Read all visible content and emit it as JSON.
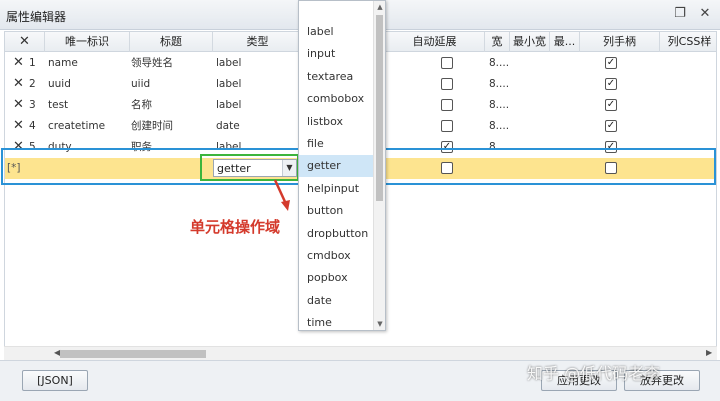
{
  "window": {
    "title": "属性编辑器"
  },
  "grid": {
    "columns": [
      {
        "label": ""
      },
      {
        "label": "唯一标识"
      },
      {
        "label": "标题"
      },
      {
        "label": "类型"
      },
      {
        "label": "认值"
      },
      {
        "label": "自动延展"
      },
      {
        "label": "宽"
      },
      {
        "label": "最小宽"
      },
      {
        "label": "最..."
      },
      {
        "label": "列手柄"
      },
      {
        "label": "列CSS样"
      }
    ],
    "rows": [
      {
        "num": "1",
        "id": "name",
        "title": "领导姓名",
        "type": "label",
        "width": "8....",
        "autostretch": false,
        "handle": true
      },
      {
        "num": "2",
        "id": "uuid",
        "title": "uiid",
        "type": "label",
        "width": "8....",
        "autostretch": false,
        "handle": true
      },
      {
        "num": "3",
        "id": "test",
        "title": "名称",
        "type": "label",
        "width": "8....",
        "autostretch": false,
        "handle": true
      },
      {
        "num": "4",
        "id": "createtime",
        "title": "创建时间",
        "type": "date",
        "width": "8....",
        "autostretch": false,
        "handle": true
      },
      {
        "num": "5",
        "id": "duty",
        "title": "职务",
        "type": "label",
        "width": "8....",
        "autostretch": true,
        "handle": true
      }
    ],
    "new_row": {
      "marker": "[*]",
      "type_value": "getter",
      "autostretch": false,
      "handle": false
    }
  },
  "dropdown": {
    "items": [
      "label",
      "input",
      "textarea",
      "combobox",
      "listbox",
      "file",
      "getter",
      "helpinput",
      "button",
      "dropbutton",
      "cmdbox",
      "popbox",
      "date",
      "time"
    ],
    "selected": "getter"
  },
  "annotation": {
    "text": "单元格操作域"
  },
  "footer": {
    "json_button": "[JSON]",
    "apply_button": "应用更改",
    "cancel_button": "放弃更改"
  },
  "watermark": {
    "text": "知乎 @低代码老李"
  },
  "colors": {
    "selection_border": "#2a92d6",
    "edit_border": "#3db53d",
    "new_row_bg": "#fde48f",
    "annotation": "#d43a2c"
  }
}
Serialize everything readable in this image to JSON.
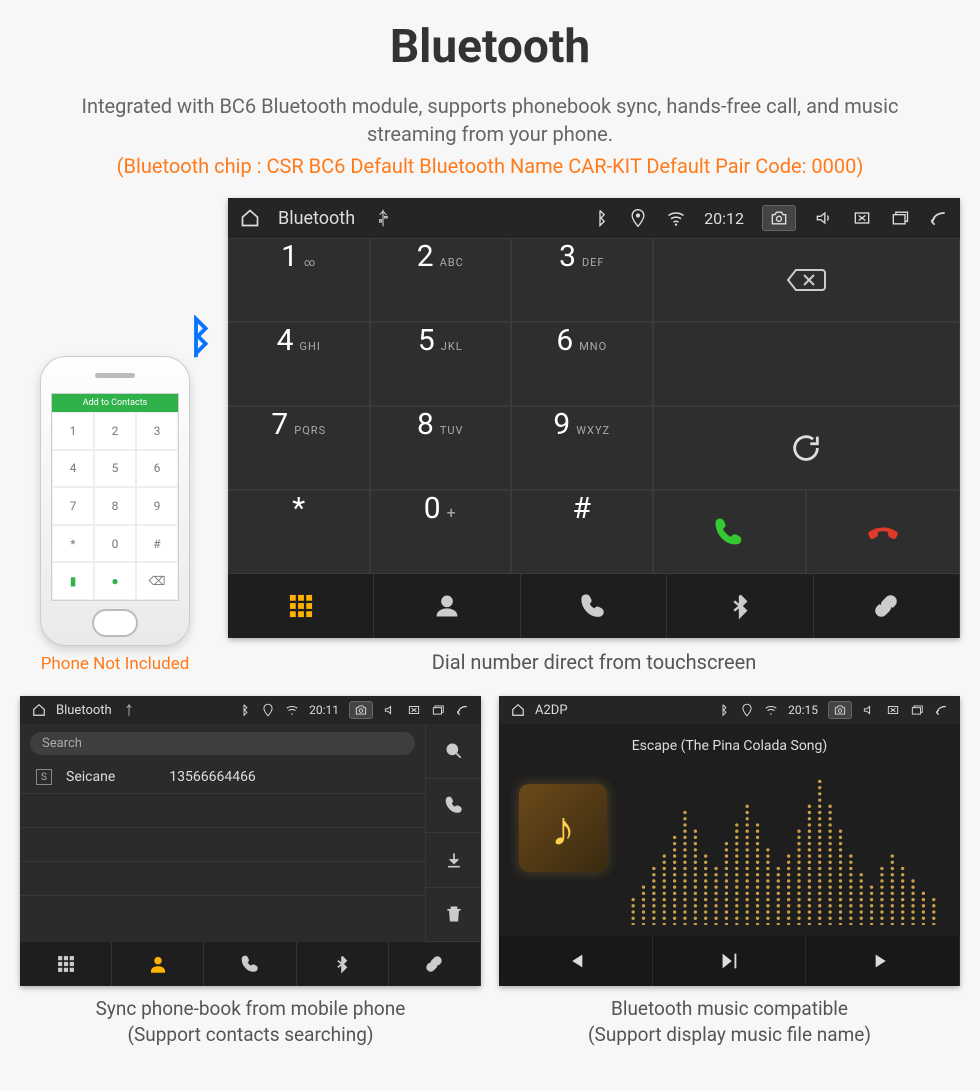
{
  "heading": "Bluetooth",
  "subtitle": "Integrated with BC6 Bluetooth module, supports phonebook sync, hands-free call, and music streaming from your phone.",
  "spec_line": "(Bluetooth chip : CSR BC6     Default Bluetooth Name CAR-KIT     Default Pair Code: 0000)",
  "phone_caption": "Phone Not Included",
  "phone_bar_label": "Add to Contacts",
  "dialer": {
    "status": {
      "title": "Bluetooth",
      "time": "20:12"
    },
    "keys": [
      {
        "num": "1",
        "sub": "∞"
      },
      {
        "num": "2",
        "sub": "ABC"
      },
      {
        "num": "3",
        "sub": "DEF"
      },
      {
        "num": "4",
        "sub": "GHI"
      },
      {
        "num": "5",
        "sub": "JKL"
      },
      {
        "num": "6",
        "sub": "MNO"
      },
      {
        "num": "7",
        "sub": "PQRS"
      },
      {
        "num": "8",
        "sub": "TUV"
      },
      {
        "num": "9",
        "sub": "WXYZ"
      },
      {
        "num": "*",
        "sub": ""
      },
      {
        "num": "0",
        "sub": "+"
      },
      {
        "num": "#",
        "sub": ""
      }
    ],
    "caption": "Dial number direct from touchscreen"
  },
  "phonebook": {
    "status": {
      "title": "Bluetooth",
      "time": "20:11"
    },
    "search_placeholder": "Search",
    "contacts": [
      {
        "badge": "S",
        "name": "Seicane",
        "number": "13566664466"
      }
    ],
    "caption_line1": "Sync phone-book from mobile phone",
    "caption_line2": "(Support contacts searching)"
  },
  "a2dp": {
    "status": {
      "title": "A2DP",
      "time": "20:15"
    },
    "song": "Escape (The Pina Colada Song)",
    "caption_line1": "Bluetooth music compatible",
    "caption_line2": "(Support display music file name)"
  }
}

**Given problem:** Write out, please, the lines of the listing above from the one with "Serialize everything readable" through the very last, exactly as given and with no pictures.

**Result for this exercise:**
Serialize everything readable in this image to JSON.
{
  "heading": "Bluetooth",
  "subtitle": "Integrated with BC6 Bluetooth module, supports phonebook sync, hands-free call, and music streaming from your phone.",
  "spec_line": "(Bluetooth chip : CSR BC6     Default Bluetooth Name CAR-KIT     Default Pair Code: 0000)",
  "phone_caption": "Phone Not Included",
  "phone_bar_label": "Add to Contacts",
  "dialer": {
    "status": {
      "title": "Bluetooth",
      "time": "20:12"
    },
    "keys": [
      {
        "num": "1",
        "sub": "∞"
      },
      {
        "num": "2",
        "sub": "ABC"
      },
      {
        "num": "3",
        "sub": "DEF"
      },
      {
        "num": "4",
        "sub": "GHI"
      },
      {
        "num": "5",
        "sub": "JKL"
      },
      {
        "num": "6",
        "sub": "MNO"
      },
      {
        "num": "7",
        "sub": "PQRS"
      },
      {
        "num": "8",
        "sub": "TUV"
      },
      {
        "num": "9",
        "sub": "WXYZ"
      },
      {
        "num": "*",
        "sub": ""
      },
      {
        "num": "0",
        "sub": "+"
      },
      {
        "num": "#",
        "sub": ""
      }
    ],
    "caption": "Dial number direct from touchscreen"
  },
  "phonebook": {
    "status": {
      "title": "Bluetooth",
      "time": "20:11"
    },
    "search_placeholder": "Search",
    "contacts": [
      {
        "badge": "S",
        "name": "Seicane",
        "number": "13566664466"
      }
    ],
    "caption_line1": "Sync phone-book from mobile phone",
    "caption_line2": "(Support contacts searching)"
  },
  "a2dp": {
    "status": {
      "title": "A2DP",
      "time": "20:15"
    },
    "song": "Escape (The Pina Colada Song)",
    "caption_line1": "Bluetooth music compatible",
    "caption_line2": "(Support display music file name)"
  }
}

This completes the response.